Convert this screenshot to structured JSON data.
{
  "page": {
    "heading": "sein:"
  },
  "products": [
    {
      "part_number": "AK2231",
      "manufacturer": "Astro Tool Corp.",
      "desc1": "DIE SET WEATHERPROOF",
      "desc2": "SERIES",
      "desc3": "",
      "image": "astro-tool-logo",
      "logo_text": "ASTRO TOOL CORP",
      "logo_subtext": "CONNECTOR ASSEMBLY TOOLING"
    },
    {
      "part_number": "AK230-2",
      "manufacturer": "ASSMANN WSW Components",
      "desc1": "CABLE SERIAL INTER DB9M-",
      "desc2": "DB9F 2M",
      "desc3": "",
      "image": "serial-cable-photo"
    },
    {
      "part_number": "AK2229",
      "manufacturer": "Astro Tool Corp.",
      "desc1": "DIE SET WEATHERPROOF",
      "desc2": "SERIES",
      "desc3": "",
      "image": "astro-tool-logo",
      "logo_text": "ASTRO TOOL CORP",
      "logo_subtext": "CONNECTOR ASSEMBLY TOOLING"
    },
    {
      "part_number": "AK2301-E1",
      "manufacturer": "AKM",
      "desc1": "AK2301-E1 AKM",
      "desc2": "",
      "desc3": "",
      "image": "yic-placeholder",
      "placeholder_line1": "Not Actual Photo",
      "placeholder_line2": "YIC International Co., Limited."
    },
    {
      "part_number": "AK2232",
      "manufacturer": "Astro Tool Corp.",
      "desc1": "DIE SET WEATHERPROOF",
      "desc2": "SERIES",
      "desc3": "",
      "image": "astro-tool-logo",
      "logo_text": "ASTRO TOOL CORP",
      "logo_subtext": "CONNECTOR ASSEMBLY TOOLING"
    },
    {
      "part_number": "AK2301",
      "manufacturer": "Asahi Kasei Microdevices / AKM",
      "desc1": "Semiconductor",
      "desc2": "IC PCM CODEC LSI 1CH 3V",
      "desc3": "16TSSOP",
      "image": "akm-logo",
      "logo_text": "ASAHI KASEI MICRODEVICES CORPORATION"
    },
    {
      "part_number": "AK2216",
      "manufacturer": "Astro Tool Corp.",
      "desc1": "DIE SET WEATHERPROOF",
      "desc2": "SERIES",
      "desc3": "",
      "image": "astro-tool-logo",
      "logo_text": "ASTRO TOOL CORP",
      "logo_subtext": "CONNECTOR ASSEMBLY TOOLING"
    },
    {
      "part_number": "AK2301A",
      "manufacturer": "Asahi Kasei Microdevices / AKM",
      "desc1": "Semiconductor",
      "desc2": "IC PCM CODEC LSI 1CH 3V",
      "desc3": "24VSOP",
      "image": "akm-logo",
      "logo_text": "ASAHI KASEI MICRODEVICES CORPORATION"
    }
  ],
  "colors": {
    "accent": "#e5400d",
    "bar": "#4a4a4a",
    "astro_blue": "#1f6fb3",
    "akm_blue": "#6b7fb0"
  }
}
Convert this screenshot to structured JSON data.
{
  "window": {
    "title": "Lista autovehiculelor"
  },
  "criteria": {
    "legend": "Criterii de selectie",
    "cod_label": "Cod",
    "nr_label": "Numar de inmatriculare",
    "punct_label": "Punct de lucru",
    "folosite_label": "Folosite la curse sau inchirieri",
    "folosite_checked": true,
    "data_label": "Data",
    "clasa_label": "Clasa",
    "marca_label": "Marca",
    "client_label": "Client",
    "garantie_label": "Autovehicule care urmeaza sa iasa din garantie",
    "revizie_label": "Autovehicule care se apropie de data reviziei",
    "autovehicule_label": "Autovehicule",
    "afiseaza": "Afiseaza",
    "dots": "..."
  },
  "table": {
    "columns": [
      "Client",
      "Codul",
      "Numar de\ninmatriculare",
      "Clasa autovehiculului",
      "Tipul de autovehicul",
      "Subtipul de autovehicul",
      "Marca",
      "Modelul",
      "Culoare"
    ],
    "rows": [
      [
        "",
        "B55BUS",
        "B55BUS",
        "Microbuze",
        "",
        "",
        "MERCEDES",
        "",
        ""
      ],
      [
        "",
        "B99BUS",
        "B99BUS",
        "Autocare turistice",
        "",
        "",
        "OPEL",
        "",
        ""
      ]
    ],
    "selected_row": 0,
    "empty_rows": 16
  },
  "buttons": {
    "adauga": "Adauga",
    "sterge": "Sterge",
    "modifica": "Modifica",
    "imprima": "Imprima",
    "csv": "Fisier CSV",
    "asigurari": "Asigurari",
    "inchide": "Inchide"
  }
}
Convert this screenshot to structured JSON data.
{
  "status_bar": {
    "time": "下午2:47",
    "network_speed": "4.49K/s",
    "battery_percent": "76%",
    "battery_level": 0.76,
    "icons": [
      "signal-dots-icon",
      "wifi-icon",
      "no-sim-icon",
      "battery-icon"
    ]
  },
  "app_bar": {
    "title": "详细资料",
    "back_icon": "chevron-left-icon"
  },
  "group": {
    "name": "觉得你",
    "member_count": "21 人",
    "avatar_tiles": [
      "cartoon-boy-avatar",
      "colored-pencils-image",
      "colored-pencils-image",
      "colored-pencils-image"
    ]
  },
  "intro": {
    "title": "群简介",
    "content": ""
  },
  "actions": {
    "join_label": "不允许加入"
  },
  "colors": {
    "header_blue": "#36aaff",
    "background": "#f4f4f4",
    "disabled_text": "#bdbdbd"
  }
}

__DESCRIPTION OF THE TASK__. Repeat the material from above exactly, word for word.

__CORRECT ANSWER__.
Convert this screenshot to structured JSON data.
{
  "page": {
    "heading": "sein:"
  },
  "products": [
    {
      "part_number": "AK2231",
      "manufacturer": "Astro Tool Corp.",
      "desc1": "DIE SET WEATHERPROOF",
      "desc2": "SERIES",
      "desc3": "",
      "image": "astro-tool-logo",
      "logo_text": "ASTRO TOOL CORP",
      "logo_subtext": "CONNECTOR ASSEMBLY TOOLING"
    },
    {
      "part_number": "AK230-2",
      "manufacturer": "ASSMANN WSW Components",
      "desc1": "CABLE SERIAL INTER DB9M-",
      "desc2": "DB9F 2M",
      "desc3": "",
      "image": "serial-cable-photo"
    },
    {
      "part_number": "AK2229",
      "manufacturer": "Astro Tool Corp.",
      "desc1": "DIE SET WEATHERPROOF",
      "desc2": "SERIES",
      "desc3": "",
      "image": "astro-tool-logo",
      "logo_text": "ASTRO TOOL CORP",
      "logo_subtext": "CONNECTOR ASSEMBLY TOOLING"
    },
    {
      "part_number": "AK2301-E1",
      "manufacturer": "AKM",
      "desc1": "AK2301-E1 AKM",
      "desc2": "",
      "desc3": "",
      "image": "yic-placeholder",
      "placeholder_line1": "Not Actual Photo",
      "placeholder_line2": "YIC International Co., Limited."
    },
    {
      "part_number": "AK2232",
      "manufacturer": "Astro Tool Corp.",
      "desc1": "DIE SET WEATHERPROOF",
      "desc2": "SERIES",
      "desc3": "",
      "image": "astro-tool-logo",
      "logo_text": "ASTRO TOOL CORP",
      "logo_subtext": "CONNECTOR ASSEMBLY TOOLING"
    },
    {
      "part_number": "AK2301",
      "manufacturer": "Asahi Kasei Microdevices / AKM",
      "desc1": "Semiconductor",
      "desc2": "IC PCM CODEC LSI 1CH 3V",
      "desc3": "16TSSOP",
      "image": "akm-logo",
      "logo_text": "ASAHI KASEI MICRODEVICES CORPORATION"
    },
    {
      "part_number": "AK2216",
      "manufacturer": "Astro Tool Corp.",
      "desc1": "DIE SET WEATHERPROOF",
      "desc2": "SERIES",
      "desc3": "",
      "image": "astro-tool-logo",
      "logo_text": "ASTRO TOOL CORP",
      "logo_subtext": "CONNECTOR ASSEMBLY TOOLING"
    },
    {
      "part_number": "AK2301A",
      "manufacturer": "Asahi Kasei Microdevices / AKM",
      "desc1": "Semiconductor",
      "desc2": "IC PCM CODEC LSI 1CH 3V",
      "desc3": "24VSOP",
      "image": "akm-logo",
      "logo_text": "ASAHI KASEI MICRODEVICES CORPORATION"
    }
  ],
  "colors": {
    "accent": "#e5400d",
    "bar": "#4a4a4a",
    "astro_blue": "#1f6fb3",
    "akm_blue": "#6b7fb0"
  }
}
Convert this screenshot to structured JSON data.
{
  "window": {
    "title": "Lista autovehiculelor"
  },
  "criteria": {
    "legend": "Criterii de selectie",
    "cod_label": "Cod",
    "nr_label": "Numar de inmatriculare",
    "punct_label": "Punct de lucru",
    "folosite_label": "Folosite la curse sau inchirieri",
    "folosite_checked": true,
    "data_label": "Data",
    "clasa_label": "Clasa",
    "marca_label": "Marca",
    "client_label": "Client",
    "garantie_label": "Autovehicule care urmeaza sa iasa din garantie",
    "revizie_label": "Autovehicule care se apropie de data reviziei",
    "autovehicule_label": "Autovehicule",
    "afiseaza": "Afiseaza",
    "dots": "..."
  },
  "table": {
    "columns": [
      "Client",
      "Codul",
      "Numar de\ninmatriculare",
      "Clasa autovehiculului",
      "Tipul de autovehicul",
      "Subtipul de autovehicul",
      "Marca",
      "Modelul",
      "Culoare"
    ],
    "rows": [
      [
        "",
        "B55BUS",
        "B55BUS",
        "Microbuze",
        "",
        "",
        "MERCEDES",
        "",
        ""
      ],
      [
        "",
        "B99BUS",
        "B99BUS",
        "Autocare turistice",
        "",
        "",
        "OPEL",
        "",
        ""
      ]
    ],
    "selected_row": 0,
    "empty_rows": 16
  },
  "buttons": {
    "adauga": "Adauga",
    "sterge": "Sterge",
    "modifica": "Modifica",
    "imprima": "Imprima",
    "csv": "Fisier CSV",
    "asigurari": "Asigurari",
    "inchide": "Inchide"
  }
}
Convert this screenshot to structured JSON data.
{
  "status_bar": {
    "time": "下午2:47",
    "network_speed": "4.49K/s",
    "battery_percent": "76%",
    "battery_level": 0.76,
    "icons": [
      "signal-dots-icon",
      "wifi-icon",
      "no-sim-icon",
      "battery-icon"
    ]
  },
  "app_bar": {
    "title": "详细资料",
    "back_icon": "chevron-left-icon"
  },
  "group": {
    "name": "觉得你",
    "member_count": "21 人",
    "avatar_tiles": [
      "cartoon-boy-avatar",
      "colored-pencils-image",
      "colored-pencils-image",
      "colored-pencils-image"
    ]
  },
  "intro": {
    "title": "群简介",
    "content": ""
  },
  "actions": {
    "join_label": "不允许加入"
  },
  "colors": {
    "header_blue": "#36aaff",
    "background": "#f4f4f4",
    "disabled_text": "#bdbdbd"
  }
}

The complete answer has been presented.